— Start Records —

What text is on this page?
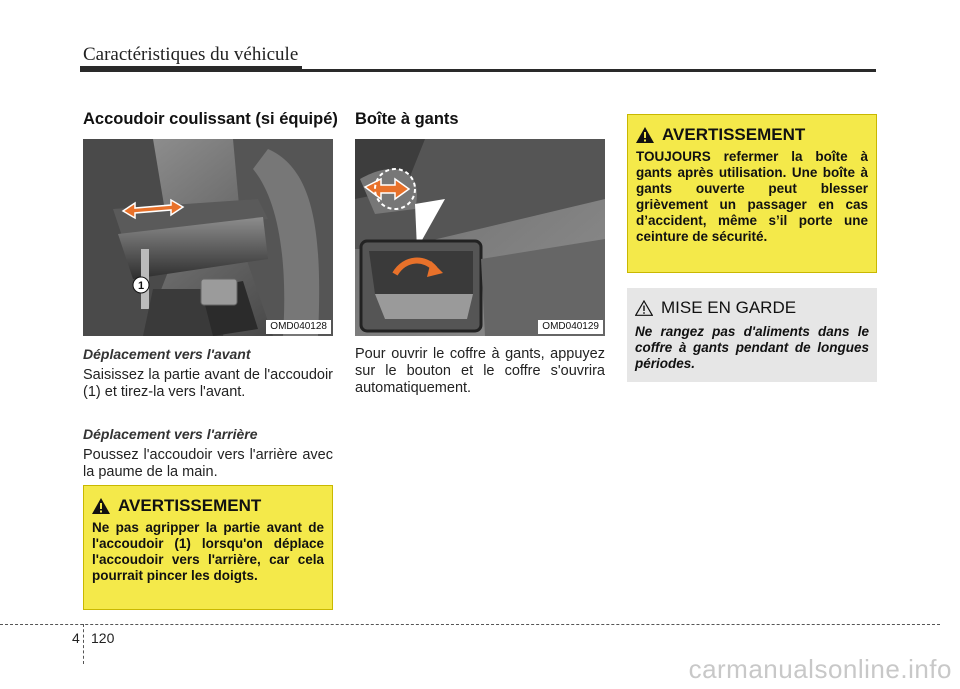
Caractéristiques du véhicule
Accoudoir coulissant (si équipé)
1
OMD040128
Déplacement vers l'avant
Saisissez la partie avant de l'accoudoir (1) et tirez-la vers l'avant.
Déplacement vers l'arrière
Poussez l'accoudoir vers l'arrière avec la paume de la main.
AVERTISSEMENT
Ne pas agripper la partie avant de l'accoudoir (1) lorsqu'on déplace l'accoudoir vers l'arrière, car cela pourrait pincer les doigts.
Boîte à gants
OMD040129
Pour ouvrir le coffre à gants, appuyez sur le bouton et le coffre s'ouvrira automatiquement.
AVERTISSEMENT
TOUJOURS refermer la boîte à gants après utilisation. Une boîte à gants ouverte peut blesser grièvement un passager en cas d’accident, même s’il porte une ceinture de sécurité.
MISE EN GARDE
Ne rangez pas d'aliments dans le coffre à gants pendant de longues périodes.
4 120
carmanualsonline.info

— End Records —
— Start Records —

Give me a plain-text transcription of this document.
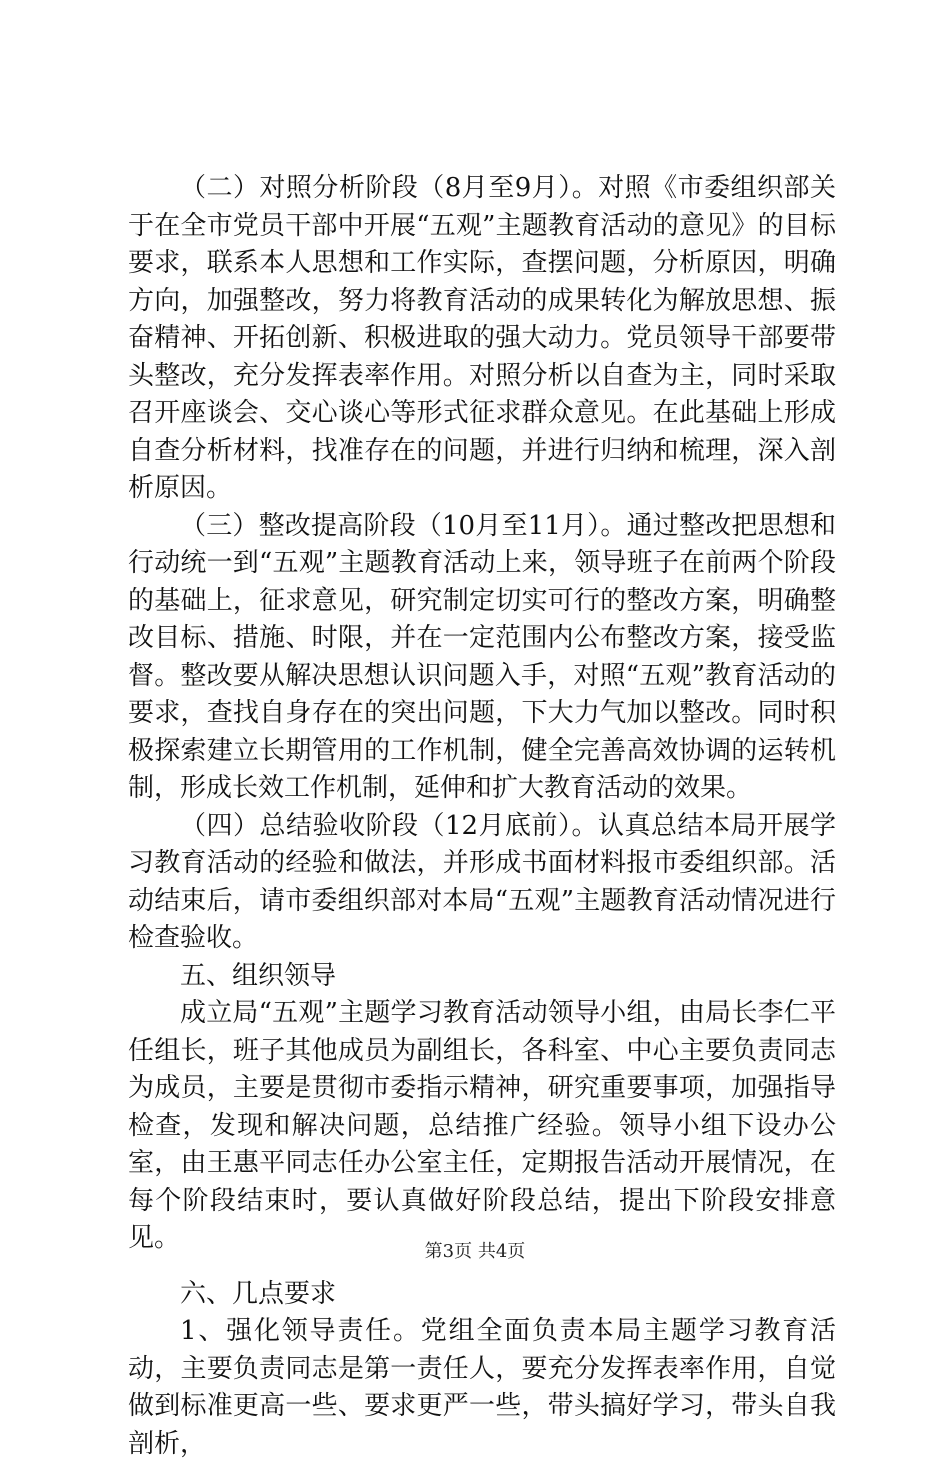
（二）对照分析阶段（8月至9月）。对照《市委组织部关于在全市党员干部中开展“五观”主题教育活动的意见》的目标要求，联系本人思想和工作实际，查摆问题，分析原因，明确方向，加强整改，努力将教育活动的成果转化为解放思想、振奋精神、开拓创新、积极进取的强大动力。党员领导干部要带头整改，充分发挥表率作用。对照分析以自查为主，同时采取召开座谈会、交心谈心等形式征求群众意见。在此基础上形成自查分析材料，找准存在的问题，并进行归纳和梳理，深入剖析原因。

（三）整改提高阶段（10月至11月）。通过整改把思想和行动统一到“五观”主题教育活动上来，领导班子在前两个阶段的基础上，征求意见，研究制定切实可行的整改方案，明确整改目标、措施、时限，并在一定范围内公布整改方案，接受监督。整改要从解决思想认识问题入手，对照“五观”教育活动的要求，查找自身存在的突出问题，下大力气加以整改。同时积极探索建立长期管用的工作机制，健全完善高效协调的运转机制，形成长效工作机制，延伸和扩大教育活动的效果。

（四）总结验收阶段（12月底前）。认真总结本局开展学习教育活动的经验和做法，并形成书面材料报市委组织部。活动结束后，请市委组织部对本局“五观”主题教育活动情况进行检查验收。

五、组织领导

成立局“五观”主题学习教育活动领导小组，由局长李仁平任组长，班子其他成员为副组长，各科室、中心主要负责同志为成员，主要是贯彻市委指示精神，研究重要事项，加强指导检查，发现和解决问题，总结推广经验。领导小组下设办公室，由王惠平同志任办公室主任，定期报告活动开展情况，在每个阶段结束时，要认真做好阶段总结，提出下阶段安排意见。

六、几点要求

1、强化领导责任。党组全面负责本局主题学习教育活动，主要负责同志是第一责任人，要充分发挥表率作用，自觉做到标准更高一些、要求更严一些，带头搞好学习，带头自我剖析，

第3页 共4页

— End Records —

Copy all lines above containing the string "arrière".

Déplacement vers l'arrière
Poussez l'accoudoir vers l'arrière avec la paume de la main.
Ne pas agripper la partie avant de l'accoudoir (1) lorsqu'on déplace l'accoudoir vers l'arrière, car cela pourrait pincer les doigts.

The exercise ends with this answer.